RECORDS PROVIDED:
◆ ◆ ◆ ◆

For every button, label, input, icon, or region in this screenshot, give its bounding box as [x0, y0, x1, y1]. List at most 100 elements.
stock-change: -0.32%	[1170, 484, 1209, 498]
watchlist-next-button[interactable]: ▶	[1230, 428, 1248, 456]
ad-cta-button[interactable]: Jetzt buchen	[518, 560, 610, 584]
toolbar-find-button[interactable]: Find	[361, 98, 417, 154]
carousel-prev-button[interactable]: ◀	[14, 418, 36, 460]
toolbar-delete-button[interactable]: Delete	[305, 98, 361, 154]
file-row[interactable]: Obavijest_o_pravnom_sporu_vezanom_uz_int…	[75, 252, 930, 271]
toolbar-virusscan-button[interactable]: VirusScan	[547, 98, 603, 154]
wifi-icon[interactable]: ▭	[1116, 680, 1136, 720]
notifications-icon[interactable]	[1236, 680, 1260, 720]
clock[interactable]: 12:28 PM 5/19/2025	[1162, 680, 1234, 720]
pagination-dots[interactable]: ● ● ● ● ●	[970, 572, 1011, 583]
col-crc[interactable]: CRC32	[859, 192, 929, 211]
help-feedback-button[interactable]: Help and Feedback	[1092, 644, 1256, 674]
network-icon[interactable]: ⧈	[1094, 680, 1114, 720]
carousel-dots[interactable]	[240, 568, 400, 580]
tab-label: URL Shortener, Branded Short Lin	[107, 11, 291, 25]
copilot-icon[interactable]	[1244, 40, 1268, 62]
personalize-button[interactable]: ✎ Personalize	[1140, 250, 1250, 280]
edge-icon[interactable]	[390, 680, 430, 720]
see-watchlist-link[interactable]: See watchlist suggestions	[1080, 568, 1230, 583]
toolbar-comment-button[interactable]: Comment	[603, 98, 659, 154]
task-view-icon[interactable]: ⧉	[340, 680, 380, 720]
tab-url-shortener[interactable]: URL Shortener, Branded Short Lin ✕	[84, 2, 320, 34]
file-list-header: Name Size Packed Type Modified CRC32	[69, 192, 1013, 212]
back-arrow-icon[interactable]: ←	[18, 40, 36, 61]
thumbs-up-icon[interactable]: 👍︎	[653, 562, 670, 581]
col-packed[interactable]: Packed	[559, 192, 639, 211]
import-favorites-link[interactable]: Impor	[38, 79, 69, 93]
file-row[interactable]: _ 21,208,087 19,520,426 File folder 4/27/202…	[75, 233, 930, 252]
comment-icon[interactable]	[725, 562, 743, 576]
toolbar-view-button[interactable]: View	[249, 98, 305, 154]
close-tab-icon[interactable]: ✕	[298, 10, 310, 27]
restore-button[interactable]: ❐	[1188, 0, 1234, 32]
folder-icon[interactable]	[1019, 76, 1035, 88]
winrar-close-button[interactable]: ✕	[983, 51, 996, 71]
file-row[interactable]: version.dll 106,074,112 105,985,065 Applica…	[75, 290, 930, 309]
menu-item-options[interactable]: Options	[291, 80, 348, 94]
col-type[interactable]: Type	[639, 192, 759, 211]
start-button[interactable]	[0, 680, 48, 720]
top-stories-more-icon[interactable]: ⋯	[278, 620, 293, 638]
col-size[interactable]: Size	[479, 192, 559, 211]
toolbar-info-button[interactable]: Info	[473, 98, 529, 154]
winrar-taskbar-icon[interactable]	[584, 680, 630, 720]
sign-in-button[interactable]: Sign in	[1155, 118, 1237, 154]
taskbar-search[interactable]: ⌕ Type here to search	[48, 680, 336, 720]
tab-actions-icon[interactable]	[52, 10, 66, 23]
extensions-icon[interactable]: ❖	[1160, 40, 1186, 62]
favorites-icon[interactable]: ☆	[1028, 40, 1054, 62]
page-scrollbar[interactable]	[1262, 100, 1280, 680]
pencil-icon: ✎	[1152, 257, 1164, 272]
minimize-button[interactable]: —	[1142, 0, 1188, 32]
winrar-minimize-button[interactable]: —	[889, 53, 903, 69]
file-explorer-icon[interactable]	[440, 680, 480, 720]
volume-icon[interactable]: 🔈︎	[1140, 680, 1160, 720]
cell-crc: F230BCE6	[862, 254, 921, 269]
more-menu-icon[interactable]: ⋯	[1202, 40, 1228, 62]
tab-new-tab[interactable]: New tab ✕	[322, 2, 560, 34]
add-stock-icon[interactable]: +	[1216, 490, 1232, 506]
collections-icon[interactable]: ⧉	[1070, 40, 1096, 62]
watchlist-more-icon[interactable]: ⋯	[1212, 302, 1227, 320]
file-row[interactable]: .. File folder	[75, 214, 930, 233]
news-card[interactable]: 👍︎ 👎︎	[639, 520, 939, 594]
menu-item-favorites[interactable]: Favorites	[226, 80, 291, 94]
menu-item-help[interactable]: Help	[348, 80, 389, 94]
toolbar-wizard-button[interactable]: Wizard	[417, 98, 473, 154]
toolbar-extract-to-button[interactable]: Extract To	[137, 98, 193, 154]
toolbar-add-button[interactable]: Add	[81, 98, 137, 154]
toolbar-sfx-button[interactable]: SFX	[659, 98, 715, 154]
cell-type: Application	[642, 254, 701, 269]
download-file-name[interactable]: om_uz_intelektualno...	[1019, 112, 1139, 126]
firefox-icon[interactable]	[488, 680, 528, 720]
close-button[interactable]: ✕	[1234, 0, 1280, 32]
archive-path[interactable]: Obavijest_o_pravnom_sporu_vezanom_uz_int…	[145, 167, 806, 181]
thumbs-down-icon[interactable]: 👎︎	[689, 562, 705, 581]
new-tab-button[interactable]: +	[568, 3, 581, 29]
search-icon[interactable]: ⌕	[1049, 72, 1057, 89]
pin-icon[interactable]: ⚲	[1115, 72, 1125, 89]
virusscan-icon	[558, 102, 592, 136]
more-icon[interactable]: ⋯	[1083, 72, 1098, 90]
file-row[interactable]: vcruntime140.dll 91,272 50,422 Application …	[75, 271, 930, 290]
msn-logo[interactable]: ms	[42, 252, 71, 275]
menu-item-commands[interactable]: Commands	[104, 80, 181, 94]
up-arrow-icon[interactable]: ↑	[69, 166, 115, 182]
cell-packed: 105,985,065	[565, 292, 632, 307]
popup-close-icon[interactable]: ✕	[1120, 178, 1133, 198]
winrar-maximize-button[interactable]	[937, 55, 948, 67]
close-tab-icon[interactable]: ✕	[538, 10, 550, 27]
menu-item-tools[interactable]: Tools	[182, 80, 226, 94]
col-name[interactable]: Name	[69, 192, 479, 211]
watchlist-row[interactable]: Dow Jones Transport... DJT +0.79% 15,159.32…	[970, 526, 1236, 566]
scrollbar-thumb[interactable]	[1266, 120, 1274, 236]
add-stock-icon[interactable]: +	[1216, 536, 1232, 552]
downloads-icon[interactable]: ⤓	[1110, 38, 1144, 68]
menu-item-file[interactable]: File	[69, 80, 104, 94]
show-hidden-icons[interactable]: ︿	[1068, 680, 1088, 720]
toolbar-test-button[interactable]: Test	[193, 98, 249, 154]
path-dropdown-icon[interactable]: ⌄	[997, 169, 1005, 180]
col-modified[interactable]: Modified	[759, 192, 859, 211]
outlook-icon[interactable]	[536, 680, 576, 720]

◆ ◆ ◆ ◆

WHAT IS EXPECTED:
Give the entries again in full, exactly as they were written above.

WRITTEN SOLUTION:
For every button, label, input, icon, or region in this screenshot, give its bounding box as [x0, y0, x1, y1]. List at most 100 elements.
stock-change: -0.32%	[1170, 484, 1209, 498]
watchlist-next-button[interactable]: ▶	[1230, 428, 1248, 456]
ad-cta-button[interactable]: Jetzt buchen	[518, 560, 610, 584]
toolbar-find-button[interactable]: Find	[361, 98, 417, 154]
carousel-prev-button[interactable]: ◀	[14, 418, 36, 460]
toolbar-delete-button[interactable]: Delete	[305, 98, 361, 154]
file-row[interactable]: Obavijest_o_pravnom_sporu_vezanom_uz_int…	[75, 252, 930, 271]
toolbar-virusscan-button[interactable]: VirusScan	[547, 98, 603, 154]
wifi-icon[interactable]: ▭	[1116, 680, 1136, 720]
notifications-icon[interactable]	[1236, 680, 1260, 720]
clock[interactable]: 12:28 PM 5/19/2025	[1162, 680, 1234, 720]
pagination-dots[interactable]: ● ● ● ● ●	[970, 572, 1011, 583]
col-crc[interactable]: CRC32	[859, 192, 929, 211]
help-feedback-button[interactable]: Help and Feedback	[1092, 644, 1256, 674]
network-icon[interactable]: ⧈	[1094, 680, 1114, 720]
carousel-dots[interactable]	[240, 568, 400, 580]
tab-label: URL Shortener, Branded Short Lin	[107, 11, 291, 25]
copilot-icon[interactable]	[1244, 40, 1268, 62]
personalize-button[interactable]: ✎ Personalize	[1140, 250, 1250, 280]
edge-icon[interactable]	[390, 680, 430, 720]
see-watchlist-link[interactable]: See watchlist suggestions	[1080, 568, 1230, 583]
toolbar-comment-button[interactable]: Comment	[603, 98, 659, 154]
task-view-icon[interactable]: ⧉	[340, 680, 380, 720]
tab-url-shortener[interactable]: URL Shortener, Branded Short Lin ✕	[84, 2, 320, 34]
file-list-header: Name Size Packed Type Modified CRC32	[69, 192, 1013, 212]
back-arrow-icon[interactable]: ←	[18, 40, 36, 61]
thumbs-up-icon[interactable]: 👍︎	[653, 562, 670, 581]
col-packed[interactable]: Packed	[559, 192, 639, 211]
import-favorites-link[interactable]: Impor	[38, 79, 69, 93]
file-row[interactable]: _ 21,208,087 19,520,426 File folder 4/27/202…	[75, 233, 930, 252]
comment-icon[interactable]	[725, 562, 743, 576]
toolbar-view-button[interactable]: View	[249, 98, 305, 154]
close-tab-icon[interactable]: ✕	[298, 10, 310, 27]
restore-button[interactable]: ❐	[1188, 0, 1234, 32]
folder-icon[interactable]	[1019, 76, 1035, 88]
winrar-close-button[interactable]: ✕	[983, 51, 996, 71]
file-row[interactable]: version.dll 106,074,112 105,985,065 Applica…	[75, 290, 930, 309]
menu-item-options[interactable]: Options	[291, 80, 348, 94]
col-type[interactable]: Type	[639, 192, 759, 211]
start-button[interactable]	[0, 680, 48, 720]
top-stories-more-icon[interactable]: ⋯	[278, 620, 293, 638]
col-size[interactable]: Size	[479, 192, 559, 211]
toolbar-info-button[interactable]: Info	[473, 98, 529, 154]
winrar-taskbar-icon[interactable]	[584, 680, 630, 720]
sign-in-button[interactable]: Sign in	[1155, 118, 1237, 154]
taskbar-search[interactable]: ⌕ Type here to search	[48, 680, 336, 720]
tab-actions-icon[interactable]	[52, 10, 66, 23]
extensions-icon[interactable]: ❖	[1160, 40, 1186, 62]
favorites-icon[interactable]: ☆	[1028, 40, 1054, 62]
page-scrollbar[interactable]	[1262, 100, 1280, 680]
pencil-icon: ✎	[1152, 257, 1164, 272]
minimize-button[interactable]: —	[1142, 0, 1188, 32]
winrar-minimize-button[interactable]: —	[889, 53, 903, 69]
file-explorer-icon[interactable]	[440, 680, 480, 720]
volume-icon[interactable]: 🔈︎	[1140, 680, 1160, 720]
cell-crc: F230BCE6	[862, 254, 921, 269]
more-menu-icon[interactable]: ⋯	[1202, 40, 1228, 62]
tab-new-tab[interactable]: New tab ✕	[322, 2, 560, 34]
add-stock-icon[interactable]: +	[1216, 490, 1232, 506]
collections-icon[interactable]: ⧉	[1070, 40, 1096, 62]
watchlist-more-icon[interactable]: ⋯	[1212, 302, 1227, 320]
file-row[interactable]: .. File folder	[75, 214, 930, 233]
news-card[interactable]: 👍︎ 👎︎	[639, 520, 939, 594]
menu-item-favorites[interactable]: Favorites	[226, 80, 291, 94]
menu-item-help[interactable]: Help	[348, 80, 389, 94]
toolbar-wizard-button[interactable]: Wizard	[417, 98, 473, 154]
toolbar-extract-to-button[interactable]: Extract To	[137, 98, 193, 154]
toolbar-add-button[interactable]: Add	[81, 98, 137, 154]
toolbar-sfx-button[interactable]: SFX	[659, 98, 715, 154]
cell-type: Application	[642, 254, 701, 269]
download-file-name[interactable]: om_uz_intelektualno...	[1019, 112, 1139, 126]
firefox-icon[interactable]	[488, 680, 528, 720]
close-button[interactable]: ✕	[1234, 0, 1280, 32]
archive-path[interactable]: Obavijest_o_pravnom_sporu_vezanom_uz_int…	[145, 167, 806, 181]
thumbs-down-icon[interactable]: 👎︎	[689, 562, 705, 581]
new-tab-button[interactable]: +	[568, 3, 581, 29]
search-icon[interactable]: ⌕	[1049, 72, 1057, 89]
pin-icon[interactable]: ⚲	[1115, 72, 1125, 89]
virusscan-icon	[558, 102, 592, 136]
more-icon[interactable]: ⋯	[1083, 72, 1098, 90]
file-row[interactable]: vcruntime140.dll 91,272 50,422 Application …	[75, 271, 930, 290]
msn-logo[interactable]: ms	[42, 252, 71, 275]
menu-item-commands[interactable]: Commands	[104, 80, 181, 94]
up-arrow-icon[interactable]: ↑	[69, 166, 115, 182]
cell-packed: 105,985,065	[565, 292, 632, 307]
popup-close-icon[interactable]: ✕	[1120, 178, 1133, 198]
winrar-maximize-button[interactable]	[937, 55, 948, 67]
close-tab-icon[interactable]: ✕	[538, 10, 550, 27]
menu-item-tools[interactable]: Tools	[182, 80, 226, 94]
col-name[interactable]: Name	[69, 192, 479, 211]
watchlist-row[interactable]: Dow Jones Transport... DJT +0.79% 15,159.32…	[970, 526, 1236, 566]
scrollbar-thumb[interactable]	[1266, 120, 1274, 236]
add-stock-icon[interactable]: +	[1216, 536, 1232, 552]
downloads-icon[interactable]: ⤓	[1110, 38, 1144, 68]
menu-item-file[interactable]: File	[69, 80, 104, 94]
show-hidden-icons[interactable]: ︿	[1068, 680, 1088, 720]
toolbar-test-button[interactable]: Test	[193, 98, 249, 154]
path-dropdown-icon[interactable]: ⌄	[997, 169, 1005, 180]
col-modified[interactable]: Modified	[759, 192, 859, 211]
outlook-icon[interactable]	[536, 680, 576, 720]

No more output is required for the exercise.